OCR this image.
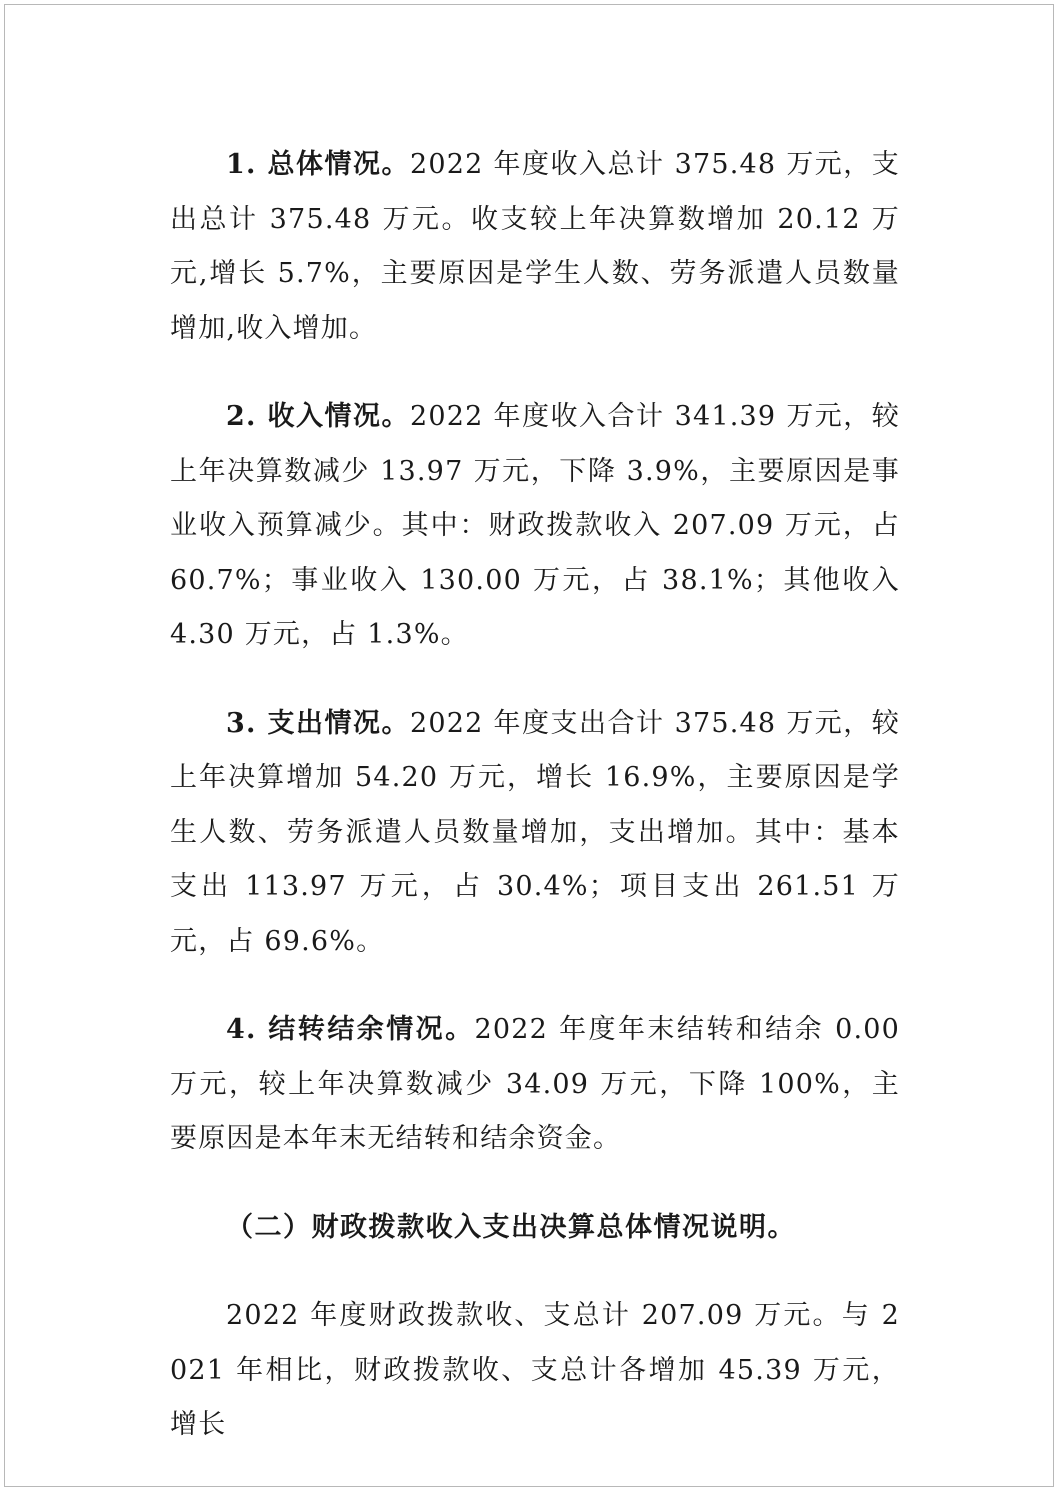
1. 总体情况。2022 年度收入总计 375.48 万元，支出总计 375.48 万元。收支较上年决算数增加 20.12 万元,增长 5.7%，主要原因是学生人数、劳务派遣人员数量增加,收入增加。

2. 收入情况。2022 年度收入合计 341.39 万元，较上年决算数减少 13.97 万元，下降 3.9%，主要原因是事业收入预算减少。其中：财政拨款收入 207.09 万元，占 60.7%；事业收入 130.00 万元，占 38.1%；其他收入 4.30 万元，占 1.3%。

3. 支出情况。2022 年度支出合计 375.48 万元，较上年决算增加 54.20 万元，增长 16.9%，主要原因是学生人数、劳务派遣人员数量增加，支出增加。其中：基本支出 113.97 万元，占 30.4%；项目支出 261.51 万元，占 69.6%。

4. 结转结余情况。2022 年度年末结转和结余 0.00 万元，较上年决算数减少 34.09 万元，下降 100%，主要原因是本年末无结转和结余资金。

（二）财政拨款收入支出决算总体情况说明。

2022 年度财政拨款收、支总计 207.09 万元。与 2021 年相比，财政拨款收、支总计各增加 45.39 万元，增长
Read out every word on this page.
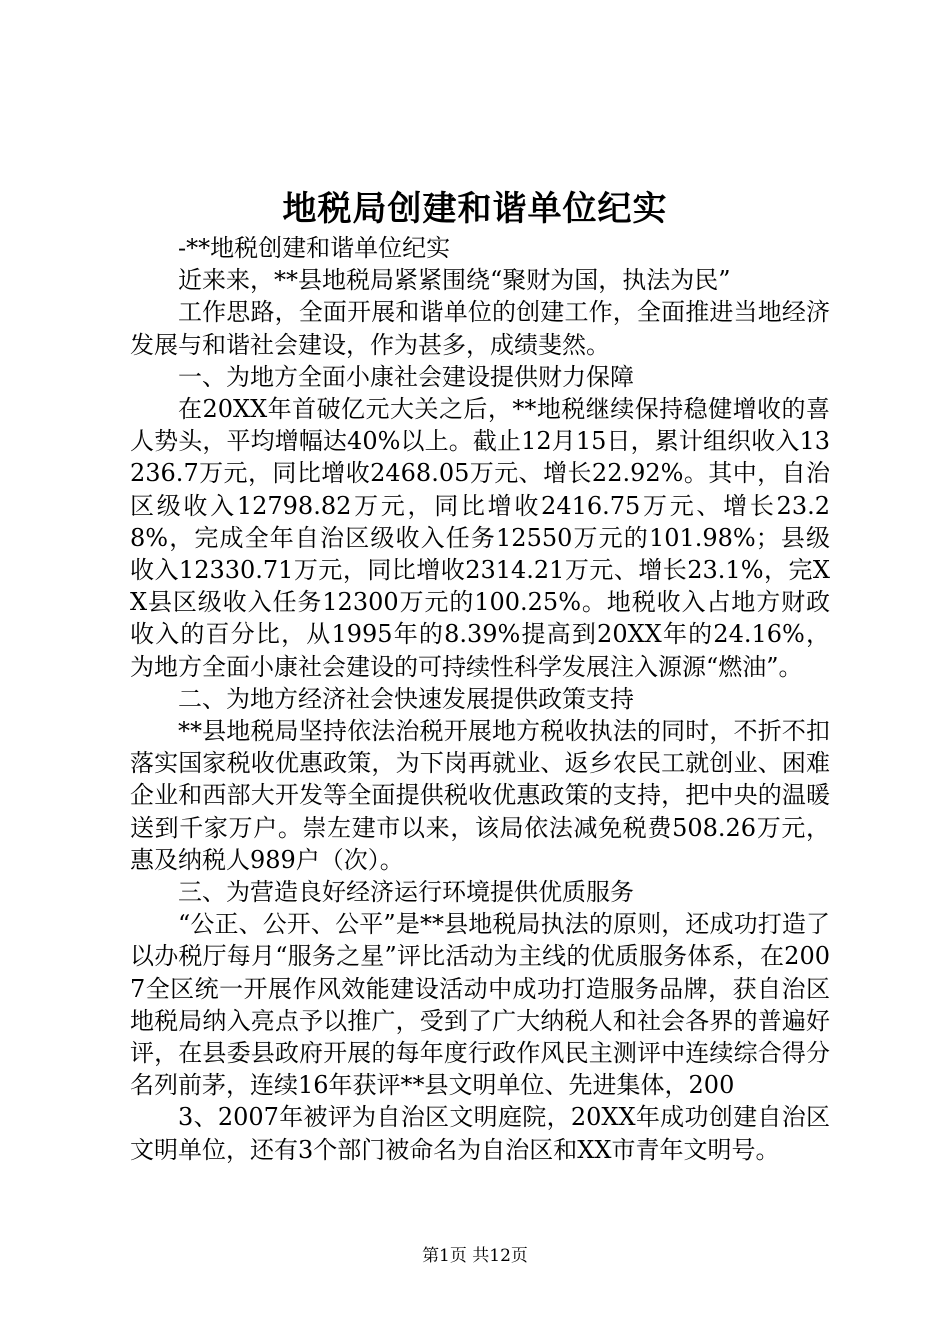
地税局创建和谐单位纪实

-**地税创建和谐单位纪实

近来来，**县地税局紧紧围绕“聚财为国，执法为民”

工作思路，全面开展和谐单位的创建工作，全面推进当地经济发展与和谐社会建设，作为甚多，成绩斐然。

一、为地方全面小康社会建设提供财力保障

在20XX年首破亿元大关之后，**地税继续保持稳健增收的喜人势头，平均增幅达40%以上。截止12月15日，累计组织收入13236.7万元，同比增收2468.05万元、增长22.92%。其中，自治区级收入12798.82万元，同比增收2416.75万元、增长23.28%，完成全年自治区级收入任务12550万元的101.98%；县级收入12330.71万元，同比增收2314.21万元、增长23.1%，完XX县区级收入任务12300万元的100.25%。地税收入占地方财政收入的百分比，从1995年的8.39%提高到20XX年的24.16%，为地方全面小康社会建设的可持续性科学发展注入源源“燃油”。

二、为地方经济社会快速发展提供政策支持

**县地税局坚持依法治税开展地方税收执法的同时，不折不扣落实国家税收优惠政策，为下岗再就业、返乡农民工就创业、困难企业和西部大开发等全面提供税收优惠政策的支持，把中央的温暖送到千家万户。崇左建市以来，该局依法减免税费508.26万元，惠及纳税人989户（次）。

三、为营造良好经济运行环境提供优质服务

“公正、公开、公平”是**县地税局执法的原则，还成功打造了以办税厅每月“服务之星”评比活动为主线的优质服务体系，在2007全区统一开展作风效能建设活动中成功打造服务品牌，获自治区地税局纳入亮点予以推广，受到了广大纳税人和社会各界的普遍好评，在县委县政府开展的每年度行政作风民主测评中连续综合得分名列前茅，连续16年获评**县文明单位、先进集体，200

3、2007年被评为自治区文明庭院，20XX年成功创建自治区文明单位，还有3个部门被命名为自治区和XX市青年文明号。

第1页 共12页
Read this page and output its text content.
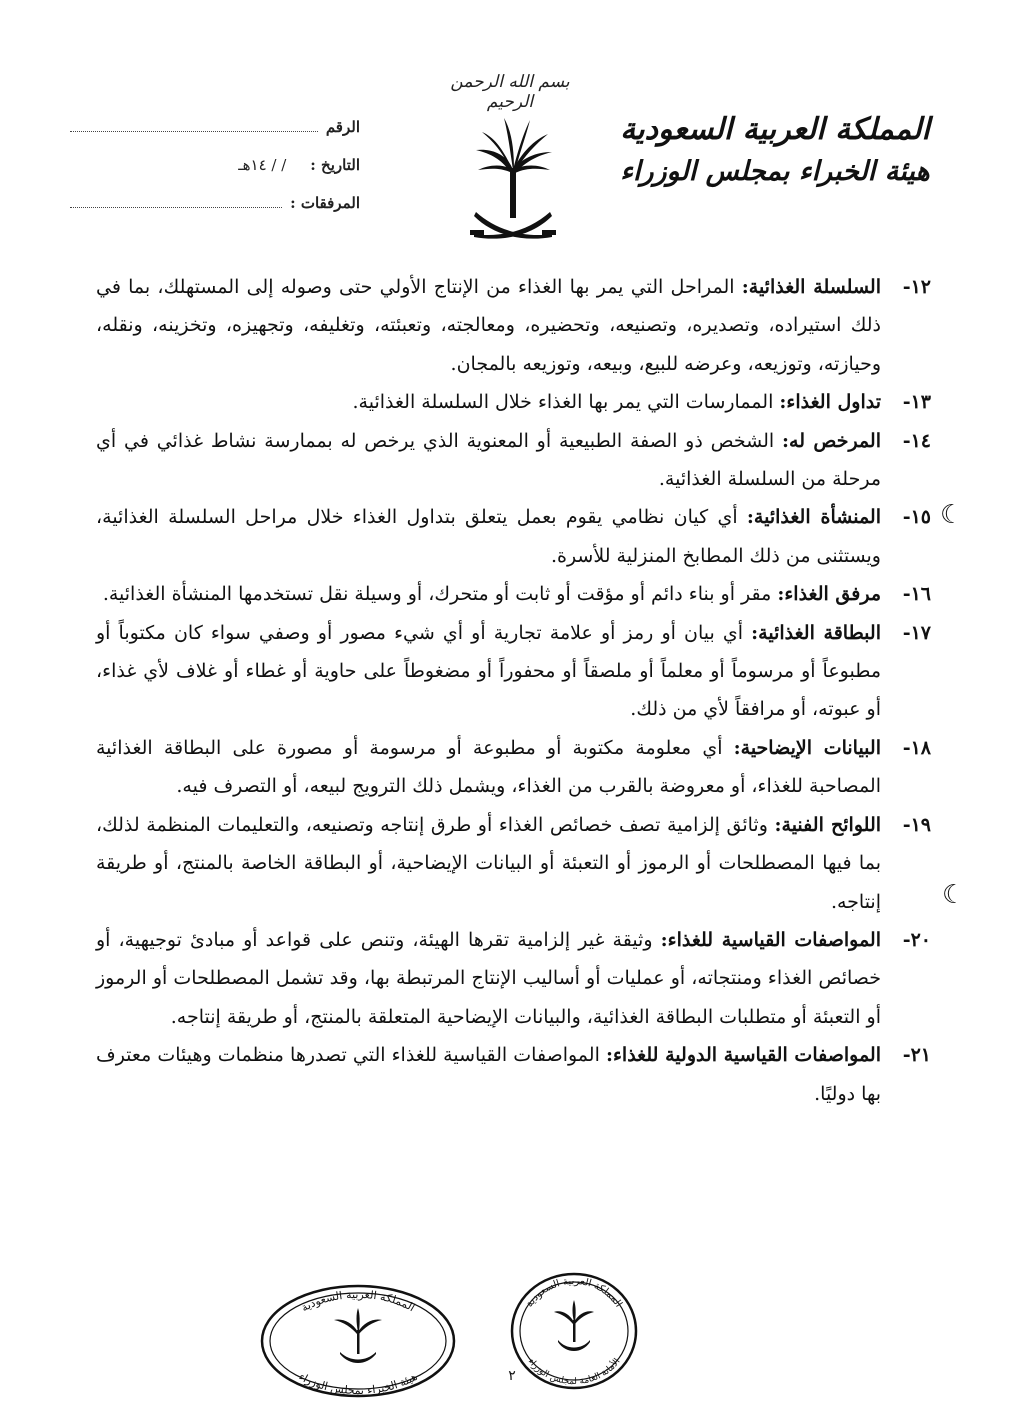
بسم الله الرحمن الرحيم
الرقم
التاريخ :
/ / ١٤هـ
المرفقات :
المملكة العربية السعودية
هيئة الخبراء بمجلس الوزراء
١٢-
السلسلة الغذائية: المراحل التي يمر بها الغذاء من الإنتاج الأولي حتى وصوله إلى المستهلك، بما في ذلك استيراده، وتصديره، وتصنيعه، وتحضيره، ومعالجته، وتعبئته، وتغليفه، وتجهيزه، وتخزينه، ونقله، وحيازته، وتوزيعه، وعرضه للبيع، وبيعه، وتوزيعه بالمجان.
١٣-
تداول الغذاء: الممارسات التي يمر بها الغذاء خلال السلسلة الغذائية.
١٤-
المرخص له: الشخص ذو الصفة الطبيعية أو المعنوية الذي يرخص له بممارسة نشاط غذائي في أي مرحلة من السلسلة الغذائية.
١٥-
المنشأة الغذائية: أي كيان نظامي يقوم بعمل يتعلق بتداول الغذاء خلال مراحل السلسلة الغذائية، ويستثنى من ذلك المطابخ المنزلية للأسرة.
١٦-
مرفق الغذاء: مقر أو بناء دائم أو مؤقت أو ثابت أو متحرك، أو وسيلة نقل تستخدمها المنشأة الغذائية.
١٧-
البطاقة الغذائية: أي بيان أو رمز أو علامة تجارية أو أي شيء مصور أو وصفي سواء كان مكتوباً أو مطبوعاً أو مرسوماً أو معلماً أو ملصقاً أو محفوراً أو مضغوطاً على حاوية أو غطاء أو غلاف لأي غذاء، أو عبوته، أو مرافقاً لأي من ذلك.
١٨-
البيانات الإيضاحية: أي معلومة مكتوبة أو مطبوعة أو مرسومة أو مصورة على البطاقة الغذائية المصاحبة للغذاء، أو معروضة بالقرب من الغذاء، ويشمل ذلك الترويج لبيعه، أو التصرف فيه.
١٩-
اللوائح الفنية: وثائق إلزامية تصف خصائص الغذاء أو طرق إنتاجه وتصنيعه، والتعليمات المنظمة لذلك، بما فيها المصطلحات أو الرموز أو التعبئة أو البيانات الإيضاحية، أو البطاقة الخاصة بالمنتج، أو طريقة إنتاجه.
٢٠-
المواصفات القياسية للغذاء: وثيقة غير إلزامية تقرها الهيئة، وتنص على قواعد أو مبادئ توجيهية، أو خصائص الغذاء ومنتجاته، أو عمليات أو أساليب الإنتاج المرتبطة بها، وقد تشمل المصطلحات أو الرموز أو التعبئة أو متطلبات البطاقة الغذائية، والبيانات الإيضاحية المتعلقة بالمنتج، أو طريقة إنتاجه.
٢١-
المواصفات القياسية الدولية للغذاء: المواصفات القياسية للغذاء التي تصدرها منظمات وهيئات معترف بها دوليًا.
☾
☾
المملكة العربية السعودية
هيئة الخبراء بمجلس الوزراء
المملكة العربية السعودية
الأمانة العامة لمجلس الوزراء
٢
|---|
▶ _Problem description_
Using the material above, return every line exactly as it appears, minus the pictures.

▶ _Problem solution_
OCR this image.
1. 总体情况。2022 年度收入总计 375.48 万元，支出总计 375.48 万元。收支较上年决算数增加 20.12 万元,增长 5.7%，主要原因是学生人数、劳务派遣人员数量增加,收入增加。

2. 收入情况。2022 年度收入合计 341.39 万元，较上年决算数减少 13.97 万元，下降 3.9%，主要原因是事业收入预算减少。其中：财政拨款收入 207.09 万元，占 60.7%；事业收入 130.00 万元，占 38.1%；其他收入 4.30 万元，占 1.3%。

3. 支出情况。2022 年度支出合计 375.48 万元，较上年决算增加 54.20 万元，增长 16.9%，主要原因是学生人数、劳务派遣人员数量增加，支出增加。其中：基本支出 113.97 万元，占 30.4%；项目支出 261.51 万元，占 69.6%。

4. 结转结余情况。2022 年度年末结转和结余 0.00 万元，较上年决算数减少 34.09 万元，下降 100%，主要原因是本年末无结转和结余资金。

（二）财政拨款收入支出决算总体情况说明。

2022 年度财政拨款收、支总计 207.09 万元。与 2021 年相比，财政拨款收、支总计各增加 45.39 万元，增长
Read out every word on this page.
地税局创建和谐单位纪实

-**地税创建和谐单位纪实

近来来，**县地税局紧紧围绕“聚财为国，执法为民”

工作思路，全面开展和谐单位的创建工作，全面推进当地经济发展与和谐社会建设，作为甚多，成绩斐然。

一、为地方全面小康社会建设提供财力保障

在20XX年首破亿元大关之后，**地税继续保持稳健增收的喜人势头，平均增幅达40%以上。截止12月15日，累计组织收入13236.7万元，同比增收2468.05万元、增长22.92%。其中，自治区级收入12798.82万元，同比增收2416.75万元、增长23.28%，完成全年自治区级收入任务12550万元的101.98%；县级收入12330.71万元，同比增收2314.21万元、增长23.1%，完XX县区级收入任务12300万元的100.25%。地税收入占地方财政收入的百分比，从1995年的8.39%提高到20XX年的24.16%，为地方全面小康社会建设的可持续性科学发展注入源源“燃油”。

二、为地方经济社会快速发展提供政策支持

**县地税局坚持依法治税开展地方税收执法的同时，不折不扣落实国家税收优惠政策，为下岗再就业、返乡农民工就创业、困难企业和西部大开发等全面提供税收优惠政策的支持，把中央的温暖送到千家万户。崇左建市以来，该局依法减免税费508.26万元，惠及纳税人989户（次）。

三、为营造良好经济运行环境提供优质服务

“公正、公开、公平”是**县地税局执法的原则，还成功打造了以办税厅每月“服务之星”评比活动为主线的优质服务体系，在2007全区统一开展作风效能建设活动中成功打造服务品牌，获自治区地税局纳入亮点予以推广，受到了广大纳税人和社会各界的普遍好评，在县委县政府开展的每年度行政作风民主测评中连续综合得分名列前茅，连续16年获评**县文明单位、先进集体，200

3、2007年被评为自治区文明庭院，20XX年成功创建自治区文明单位，还有3个部门被命名为自治区和XX市青年文明号。

第1页 共12页
Read this page and output its text content.
بسم الله الرحمن الرحيم
الرقم
التاريخ :
/ / ١٤هـ
المرفقات :
المملكة العربية السعودية
هيئة الخبراء بمجلس الوزراء
١٢-
السلسلة الغذائية: المراحل التي يمر بها الغذاء من الإنتاج الأولي حتى وصوله إلى المستهلك، بما في ذلك استيراده، وتصديره، وتصنيعه، وتحضيره، ومعالجته، وتعبئته، وتغليفه، وتجهيزه، وتخزينه، ونقله، وحيازته، وتوزيعه، وعرضه للبيع، وبيعه، وتوزيعه بالمجان.
١٣-
تداول الغذاء: الممارسات التي يمر بها الغذاء خلال السلسلة الغذائية.
١٤-
المرخص له: الشخص ذو الصفة الطبيعية أو المعنوية الذي يرخص له بممارسة نشاط غذائي في أي مرحلة من السلسلة الغذائية.
١٥-
المنشأة الغذائية: أي كيان نظامي يقوم بعمل يتعلق بتداول الغذاء خلال مراحل السلسلة الغذائية، ويستثنى من ذلك المطابخ المنزلية للأسرة.
١٦-
مرفق الغذاء: مقر أو بناء دائم أو مؤقت أو ثابت أو متحرك، أو وسيلة نقل تستخدمها المنشأة الغذائية.
١٧-
البطاقة الغذائية: أي بيان أو رمز أو علامة تجارية أو أي شيء مصور أو وصفي سواء كان مكتوباً أو مطبوعاً أو مرسوماً أو معلماً أو ملصقاً أو محفوراً أو مضغوطاً على حاوية أو غطاء أو غلاف لأي غذاء، أو عبوته، أو مرافقاً لأي من ذلك.
١٨-
البيانات الإيضاحية: أي معلومة مكتوبة أو مطبوعة أو مرسومة أو مصورة على البطاقة الغذائية المصاحبة للغذاء، أو معروضة بالقرب من الغذاء، ويشمل ذلك الترويج لبيعه، أو التصرف فيه.
١٩-
اللوائح الفنية: وثائق إلزامية تصف خصائص الغذاء أو طرق إنتاجه وتصنيعه، والتعليمات المنظمة لذلك، بما فيها المصطلحات أو الرموز أو التعبئة أو البيانات الإيضاحية، أو البطاقة الخاصة بالمنتج، أو طريقة إنتاجه.
٢٠-
المواصفات القياسية للغذاء: وثيقة غير إلزامية تقرها الهيئة، وتنص على قواعد أو مبادئ توجيهية، أو خصائص الغذاء ومنتجاته، أو عمليات أو أساليب الإنتاج المرتبطة بها، وقد تشمل المصطلحات أو الرموز أو التعبئة أو متطلبات البطاقة الغذائية، والبيانات الإيضاحية المتعلقة بالمنتج، أو طريقة إنتاجه.
٢١-
المواصفات القياسية الدولية للغذاء: المواصفات القياسية للغذاء التي تصدرها منظمات وهيئات معترف بها دوليًا.
☾
☾
المملكة العربية السعودية
هيئة الخبراء بمجلس الوزراء
المملكة العربية السعودية
الأمانة العامة لمجلس الوزراء
٢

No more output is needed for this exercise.